[Extracted data entries]
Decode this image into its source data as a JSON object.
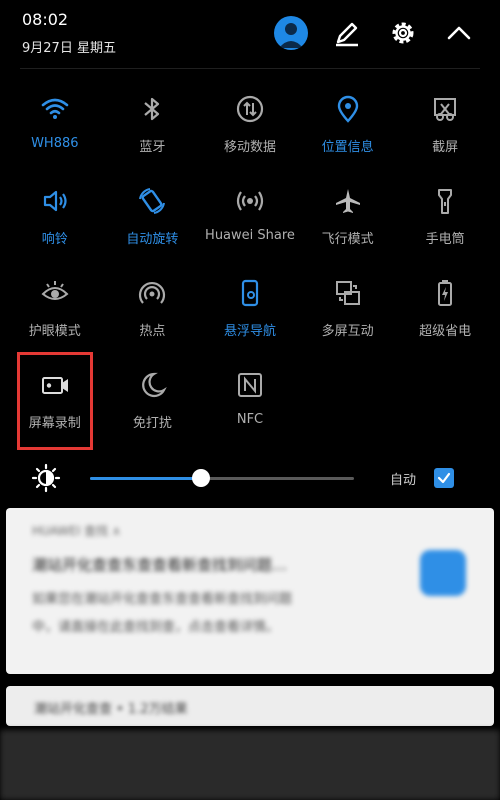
{
  "status": {
    "time": "08:02",
    "date": "9月27日 星期五"
  },
  "top_actions": [
    "avatar",
    "edit-icon",
    "gear-icon",
    "chevron-up-icon"
  ],
  "tiles": [
    {
      "label": "WH886",
      "icon": "wifi-icon",
      "active": true
    },
    {
      "label": "蓝牙",
      "icon": "bluetooth-icon",
      "active": false
    },
    {
      "label": "移动数据",
      "icon": "mobile-data-icon",
      "active": false
    },
    {
      "label": "位置信息",
      "icon": "location-icon",
      "active": true
    },
    {
      "label": "截屏",
      "icon": "screenshot-icon",
      "active": false
    },
    {
      "label": "响铃",
      "icon": "ring-icon",
      "active": true
    },
    {
      "label": "自动旋转",
      "icon": "rotate-icon",
      "active": true
    },
    {
      "label": "Huawei Share",
      "icon": "share-icon",
      "active": false
    },
    {
      "label": "飞行模式",
      "icon": "airplane-icon",
      "active": false
    },
    {
      "label": "手电筒",
      "icon": "flashlight-icon",
      "active": false
    },
    {
      "label": "护眼模式",
      "icon": "eye-icon",
      "active": false
    },
    {
      "label": "热点",
      "icon": "hotspot-icon",
      "active": false
    },
    {
      "label": "悬浮导航",
      "icon": "float-nav-icon",
      "active": true
    },
    {
      "label": "多屏互动",
      "icon": "multiscreen-icon",
      "active": false
    },
    {
      "label": "超级省电",
      "icon": "battery-icon",
      "active": false
    },
    {
      "label": "屏幕录制",
      "icon": "screen-record-icon",
      "active": false
    },
    {
      "label": "免打扰",
      "icon": "moon-icon",
      "active": false
    },
    {
      "label": "NFC",
      "icon": "nfc-icon",
      "active": false
    }
  ],
  "brightness": {
    "level": 0.42,
    "auto_label": "自动",
    "auto_checked": true
  },
  "notification": {
    "app": "HUAWEI 查找 ∧",
    "title": "潮站开化查查东查查看新查找到问题…",
    "body1": "如果您在潮站开化查查东查查看新查找到问题",
    "body2": "中，请直接在此查找到查，点击查看详情。"
  },
  "search": {
    "text": "潮站开化查查 • 1.2万结果"
  },
  "colors": {
    "accent": "#2f8fe6",
    "highlight": "#e53935"
  }
}
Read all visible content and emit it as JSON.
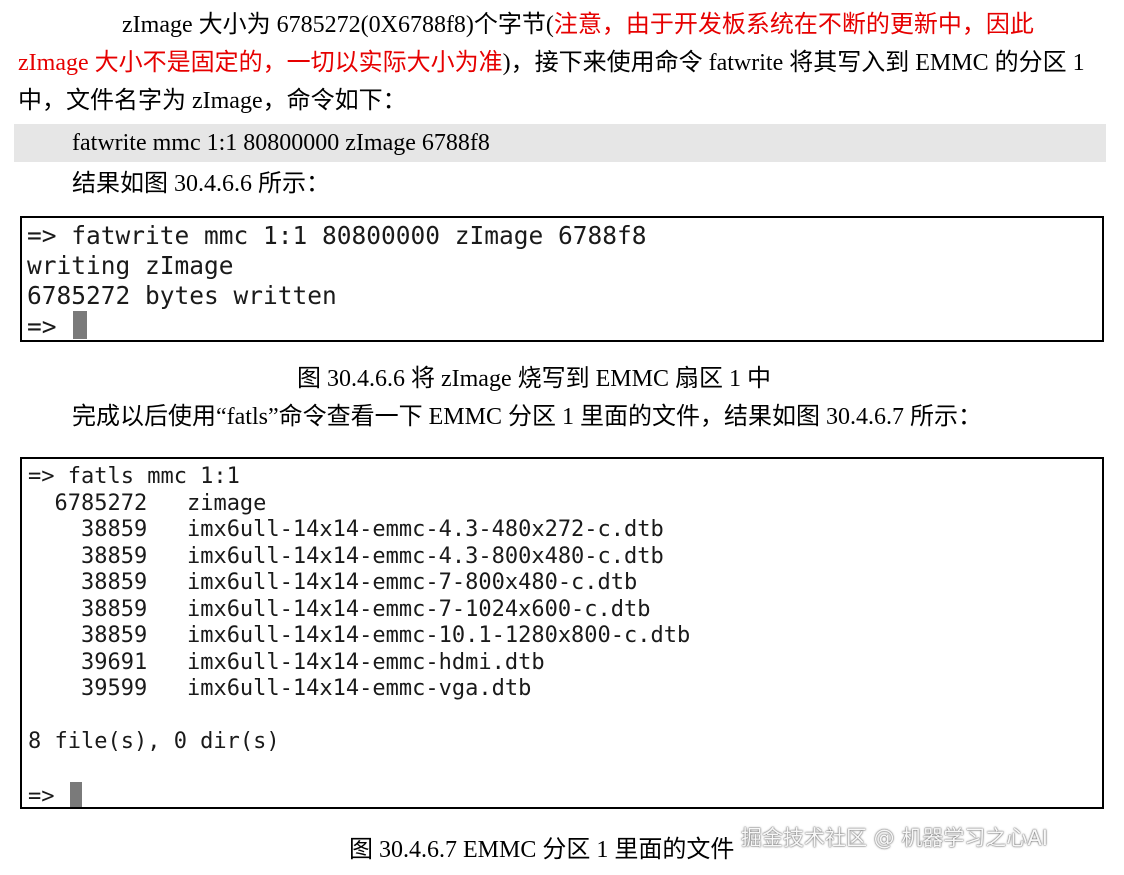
{
  "para1": {
    "text_a": "zImage 大小为 6785272(0X6788f8)个字节(",
    "red_text": "注意，由于开发板系统在不断的更新中，因此zImage 大小不是固定的，一切以实际大小为准",
    "text_b": ")，接下来使用命令 fatwrite 将其写入到 EMMC 的分区 1 中，文件名字为 zImage，命令如下："
  },
  "command": "fatwrite mmc 1:1 80800000 zImage 6788f8",
  "result_intro": "结果如图 30.4.6.6 所示：",
  "terminal1": {
    "lines": [
      "=> fatwrite mmc 1:1 80800000 zImage 6788f8",
      "writing zImage",
      "6785272 bytes written"
    ],
    "prompt": "=> "
  },
  "caption1": "图 30.4.6.6  将 zImage 烧写到 EMMC 扇区 1 中",
  "para2": "完成以后使用“fatls”命令查看一下 EMMC 分区 1 里面的文件，结果如图 30.4.6.7 所示：",
  "terminal2": {
    "command": "=> fatls mmc 1:1",
    "files": [
      {
        "size": "6785272",
        "name": "zimage"
      },
      {
        "size": "38859",
        "name": "imx6ull-14x14-emmc-4.3-480x272-c.dtb"
      },
      {
        "size": "38859",
        "name": "imx6ull-14x14-emmc-4.3-800x480-c.dtb"
      },
      {
        "size": "38859",
        "name": "imx6ull-14x14-emmc-7-800x480-c.dtb"
      },
      {
        "size": "38859",
        "name": "imx6ull-14x14-emmc-7-1024x600-c.dtb"
      },
      {
        "size": "38859",
        "name": "imx6ull-14x14-emmc-10.1-1280x800-c.dtb"
      },
      {
        "size": "39691",
        "name": "imx6ull-14x14-emmc-hdmi.dtb"
      },
      {
        "size": "39599",
        "name": "imx6ull-14x14-emmc-vga.dtb"
      }
    ],
    "summary": "8 file(s), 0 dir(s)",
    "prompt": "=> "
  },
  "caption2": "图 30.4.6.7 EMMC 分区 1 里面的文件",
  "watermark": "掘金技术社区 @ 机器学习之心AI"
}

> [Do this]:
Your task is to return the entries above exactly, with no pictures.

> [Completed exercise]:
Decode this image into its source data as a JSON object.
{
  "status": {
    "time": "08:02",
    "date": "9月27日 星期五"
  },
  "top_actions": [
    "avatar",
    "edit-icon",
    "gear-icon",
    "chevron-up-icon"
  ],
  "tiles": [
    {
      "label": "WH886",
      "icon": "wifi-icon",
      "active": true
    },
    {
      "label": "蓝牙",
      "icon": "bluetooth-icon",
      "active": false
    },
    {
      "label": "移动数据",
      "icon": "mobile-data-icon",
      "active": false
    },
    {
      "label": "位置信息",
      "icon": "location-icon",
      "active": true
    },
    {
      "label": "截屏",
      "icon": "screenshot-icon",
      "active": false
    },
    {
      "label": "响铃",
      "icon": "ring-icon",
      "active": true
    },
    {
      "label": "自动旋转",
      "icon": "rotate-icon",
      "active": true
    },
    {
      "label": "Huawei Share",
      "icon": "share-icon",
      "active": false
    },
    {
      "label": "飞行模式",
      "icon": "airplane-icon",
      "active": false
    },
    {
      "label": "手电筒",
      "icon": "flashlight-icon",
      "active": false
    },
    {
      "label": "护眼模式",
      "icon": "eye-icon",
      "active": false
    },
    {
      "label": "热点",
      "icon": "hotspot-icon",
      "active": false
    },
    {
      "label": "悬浮导航",
      "icon": "float-nav-icon",
      "active": true
    },
    {
      "label": "多屏互动",
      "icon": "multiscreen-icon",
      "active": false
    },
    {
      "label": "超级省电",
      "icon": "battery-icon",
      "active": false
    },
    {
      "label": "屏幕录制",
      "icon": "screen-record-icon",
      "active": false
    },
    {
      "label": "免打扰",
      "icon": "moon-icon",
      "active": false
    },
    {
      "label": "NFC",
      "icon": "nfc-icon",
      "active": false
    }
  ],
  "brightness": {
    "level": 0.42,
    "auto_label": "自动",
    "auto_checked": true
  },
  "notification": {
    "app": "HUAWEI 查找 ∧",
    "title": "潮站开化查查东查查看新查找到问题…",
    "body1": "如果您在潮站开化查查东查查看新查找到问题",
    "body2": "中，请直接在此查找到查，点击查看详情。"
  },
  "search": {
    "text": "潮站开化查查 • 1.2万结果"
  },
  "colors": {
    "accent": "#2f8fe6",
    "highlight": "#e53935"
  }
}
Read all visible content and emit it as JSON.
{
  "para1": {
    "text_a": "zImage 大小为 6785272(0X6788f8)个字节(",
    "red_text": "注意，由于开发板系统在不断的更新中，因此zImage 大小不是固定的，一切以实际大小为准",
    "text_b": ")，接下来使用命令 fatwrite 将其写入到 EMMC 的分区 1 中，文件名字为 zImage，命令如下："
  },
  "command": "fatwrite mmc 1:1 80800000 zImage 6788f8",
  "result_intro": "结果如图 30.4.6.6 所示：",
  "terminal1": {
    "lines": [
      "=> fatwrite mmc 1:1 80800000 zImage 6788f8",
      "writing zImage",
      "6785272 bytes written"
    ],
    "prompt": "=> "
  },
  "caption1": "图 30.4.6.6  将 zImage 烧写到 EMMC 扇区 1 中",
  "para2": "完成以后使用“fatls”命令查看一下 EMMC 分区 1 里面的文件，结果如图 30.4.6.7 所示：",
  "terminal2": {
    "command": "=> fatls mmc 1:1",
    "files": [
      {
        "size": "6785272",
        "name": "zimage"
      },
      {
        "size": "38859",
        "name": "imx6ull-14x14-emmc-4.3-480x272-c.dtb"
      },
      {
        "size": "38859",
        "name": "imx6ull-14x14-emmc-4.3-800x480-c.dtb"
      },
      {
        "size": "38859",
        "name": "imx6ull-14x14-emmc-7-800x480-c.dtb"
      },
      {
        "size": "38859",
        "name": "imx6ull-14x14-emmc-7-1024x600-c.dtb"
      },
      {
        "size": "38859",
        "name": "imx6ull-14x14-emmc-10.1-1280x800-c.dtb"
      },
      {
        "size": "39691",
        "name": "imx6ull-14x14-emmc-hdmi.dtb"
      },
      {
        "size": "39599",
        "name": "imx6ull-14x14-emmc-vga.dtb"
      }
    ],
    "summary": "8 file(s), 0 dir(s)",
    "prompt": "=> "
  },
  "caption2": "图 30.4.6.7 EMMC 分区 1 里面的文件",
  "watermark": "掘金技术社区 @ 机器学习之心AI"
}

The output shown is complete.